Records to use>
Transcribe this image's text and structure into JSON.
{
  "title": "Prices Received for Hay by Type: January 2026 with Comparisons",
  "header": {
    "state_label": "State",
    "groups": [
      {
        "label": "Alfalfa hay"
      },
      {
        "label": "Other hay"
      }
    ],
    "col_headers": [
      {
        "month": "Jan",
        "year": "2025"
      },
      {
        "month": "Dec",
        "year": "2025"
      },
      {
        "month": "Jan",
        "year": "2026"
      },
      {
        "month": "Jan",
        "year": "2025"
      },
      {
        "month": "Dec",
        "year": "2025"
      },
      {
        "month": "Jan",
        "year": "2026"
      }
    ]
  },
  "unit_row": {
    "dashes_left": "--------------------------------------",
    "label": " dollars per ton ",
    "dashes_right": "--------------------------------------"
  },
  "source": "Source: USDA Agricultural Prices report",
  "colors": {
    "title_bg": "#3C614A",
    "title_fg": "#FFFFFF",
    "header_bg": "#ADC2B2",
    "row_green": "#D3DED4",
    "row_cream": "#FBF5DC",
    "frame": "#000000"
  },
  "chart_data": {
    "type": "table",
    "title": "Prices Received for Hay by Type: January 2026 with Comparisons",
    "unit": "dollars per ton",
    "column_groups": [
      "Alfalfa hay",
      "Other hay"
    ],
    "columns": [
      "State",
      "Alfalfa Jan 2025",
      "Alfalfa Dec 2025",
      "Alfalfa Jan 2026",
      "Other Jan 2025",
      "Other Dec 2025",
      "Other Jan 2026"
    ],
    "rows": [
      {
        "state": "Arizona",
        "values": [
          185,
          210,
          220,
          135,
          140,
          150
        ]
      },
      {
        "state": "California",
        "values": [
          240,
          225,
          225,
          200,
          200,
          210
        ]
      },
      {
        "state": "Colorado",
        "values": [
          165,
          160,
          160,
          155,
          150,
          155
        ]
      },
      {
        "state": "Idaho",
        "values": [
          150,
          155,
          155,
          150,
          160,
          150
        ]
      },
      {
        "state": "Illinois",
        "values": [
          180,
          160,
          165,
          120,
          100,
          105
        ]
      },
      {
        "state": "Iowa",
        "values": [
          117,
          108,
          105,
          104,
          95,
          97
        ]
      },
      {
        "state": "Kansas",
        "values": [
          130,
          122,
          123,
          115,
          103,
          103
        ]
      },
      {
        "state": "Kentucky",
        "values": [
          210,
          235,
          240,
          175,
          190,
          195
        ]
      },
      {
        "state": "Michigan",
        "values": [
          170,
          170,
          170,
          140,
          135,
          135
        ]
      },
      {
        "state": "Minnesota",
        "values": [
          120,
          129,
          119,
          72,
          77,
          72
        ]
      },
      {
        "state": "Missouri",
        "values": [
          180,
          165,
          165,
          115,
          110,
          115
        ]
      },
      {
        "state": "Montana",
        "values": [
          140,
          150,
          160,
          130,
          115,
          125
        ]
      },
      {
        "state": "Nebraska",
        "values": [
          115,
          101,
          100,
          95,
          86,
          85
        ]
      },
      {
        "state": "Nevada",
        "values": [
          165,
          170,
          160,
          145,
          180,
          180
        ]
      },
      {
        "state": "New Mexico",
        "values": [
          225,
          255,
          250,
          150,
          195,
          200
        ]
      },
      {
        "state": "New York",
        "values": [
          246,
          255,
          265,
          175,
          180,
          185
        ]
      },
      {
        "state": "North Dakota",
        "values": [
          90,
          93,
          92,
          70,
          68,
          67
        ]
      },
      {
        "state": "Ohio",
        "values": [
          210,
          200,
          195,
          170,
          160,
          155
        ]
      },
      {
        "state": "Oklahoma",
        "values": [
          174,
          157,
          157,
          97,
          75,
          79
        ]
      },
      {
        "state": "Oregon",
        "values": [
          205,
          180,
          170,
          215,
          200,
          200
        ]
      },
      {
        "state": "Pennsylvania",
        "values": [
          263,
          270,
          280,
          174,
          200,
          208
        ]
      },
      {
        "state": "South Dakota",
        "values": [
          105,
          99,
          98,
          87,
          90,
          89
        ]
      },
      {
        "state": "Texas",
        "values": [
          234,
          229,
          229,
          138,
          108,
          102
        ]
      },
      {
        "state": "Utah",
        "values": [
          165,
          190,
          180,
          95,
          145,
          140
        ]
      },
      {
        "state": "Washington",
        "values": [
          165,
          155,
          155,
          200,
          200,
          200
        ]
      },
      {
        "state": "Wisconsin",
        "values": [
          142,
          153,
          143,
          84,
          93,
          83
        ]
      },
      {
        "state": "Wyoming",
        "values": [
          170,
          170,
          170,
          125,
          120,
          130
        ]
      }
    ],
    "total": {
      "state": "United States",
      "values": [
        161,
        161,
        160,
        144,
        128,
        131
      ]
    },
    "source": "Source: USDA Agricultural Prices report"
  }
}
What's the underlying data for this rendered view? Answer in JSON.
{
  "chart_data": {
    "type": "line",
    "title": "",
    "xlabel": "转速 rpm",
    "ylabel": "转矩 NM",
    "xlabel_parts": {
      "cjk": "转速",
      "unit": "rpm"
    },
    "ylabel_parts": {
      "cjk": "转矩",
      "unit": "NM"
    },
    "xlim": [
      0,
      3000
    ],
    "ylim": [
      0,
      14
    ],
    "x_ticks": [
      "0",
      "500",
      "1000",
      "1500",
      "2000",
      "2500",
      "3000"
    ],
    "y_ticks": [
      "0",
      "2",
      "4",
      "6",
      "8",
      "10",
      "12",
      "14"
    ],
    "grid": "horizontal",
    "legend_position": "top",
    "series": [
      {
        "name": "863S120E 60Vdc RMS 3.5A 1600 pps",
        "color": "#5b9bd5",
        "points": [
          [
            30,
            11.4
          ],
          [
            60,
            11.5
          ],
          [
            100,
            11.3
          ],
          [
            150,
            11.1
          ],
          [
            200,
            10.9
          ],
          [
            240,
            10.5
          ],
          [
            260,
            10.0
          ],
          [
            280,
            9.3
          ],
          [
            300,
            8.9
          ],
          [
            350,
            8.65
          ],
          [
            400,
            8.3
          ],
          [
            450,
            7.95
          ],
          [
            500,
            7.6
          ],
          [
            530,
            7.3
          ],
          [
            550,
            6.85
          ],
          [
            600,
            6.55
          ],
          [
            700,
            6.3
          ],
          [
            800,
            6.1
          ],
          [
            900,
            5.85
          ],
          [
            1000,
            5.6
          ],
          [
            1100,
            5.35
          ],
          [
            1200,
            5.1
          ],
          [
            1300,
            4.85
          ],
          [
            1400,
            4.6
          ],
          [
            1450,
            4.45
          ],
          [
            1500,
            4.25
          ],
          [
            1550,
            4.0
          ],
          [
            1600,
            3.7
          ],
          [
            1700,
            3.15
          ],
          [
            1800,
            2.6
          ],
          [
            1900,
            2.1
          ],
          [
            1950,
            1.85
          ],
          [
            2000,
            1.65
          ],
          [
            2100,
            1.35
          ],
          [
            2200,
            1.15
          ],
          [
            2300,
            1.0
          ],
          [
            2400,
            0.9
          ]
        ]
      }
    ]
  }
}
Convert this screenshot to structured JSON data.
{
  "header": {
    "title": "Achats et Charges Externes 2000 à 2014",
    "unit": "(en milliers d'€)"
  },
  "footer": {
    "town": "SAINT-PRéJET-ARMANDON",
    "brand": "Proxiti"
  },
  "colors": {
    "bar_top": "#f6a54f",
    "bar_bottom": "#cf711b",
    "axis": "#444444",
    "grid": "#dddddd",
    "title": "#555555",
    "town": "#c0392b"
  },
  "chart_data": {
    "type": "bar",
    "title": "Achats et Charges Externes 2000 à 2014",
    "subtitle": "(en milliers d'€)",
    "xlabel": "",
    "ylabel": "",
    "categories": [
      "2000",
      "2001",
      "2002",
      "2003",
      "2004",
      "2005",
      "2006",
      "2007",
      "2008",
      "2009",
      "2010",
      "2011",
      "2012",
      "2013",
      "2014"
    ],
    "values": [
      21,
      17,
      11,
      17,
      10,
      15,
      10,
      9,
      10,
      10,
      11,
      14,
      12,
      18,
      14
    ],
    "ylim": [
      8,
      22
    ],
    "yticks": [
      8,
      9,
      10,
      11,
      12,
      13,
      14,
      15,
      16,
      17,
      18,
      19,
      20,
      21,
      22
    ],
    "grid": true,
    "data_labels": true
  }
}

To do> Select and copy every line of the listing with the word "this".

Solved problem>
Transcribe this image's text and structure into JSON.
What's the underlying data for this rendered view? Answer in JSON.
Convert this screenshot to structured JSON data.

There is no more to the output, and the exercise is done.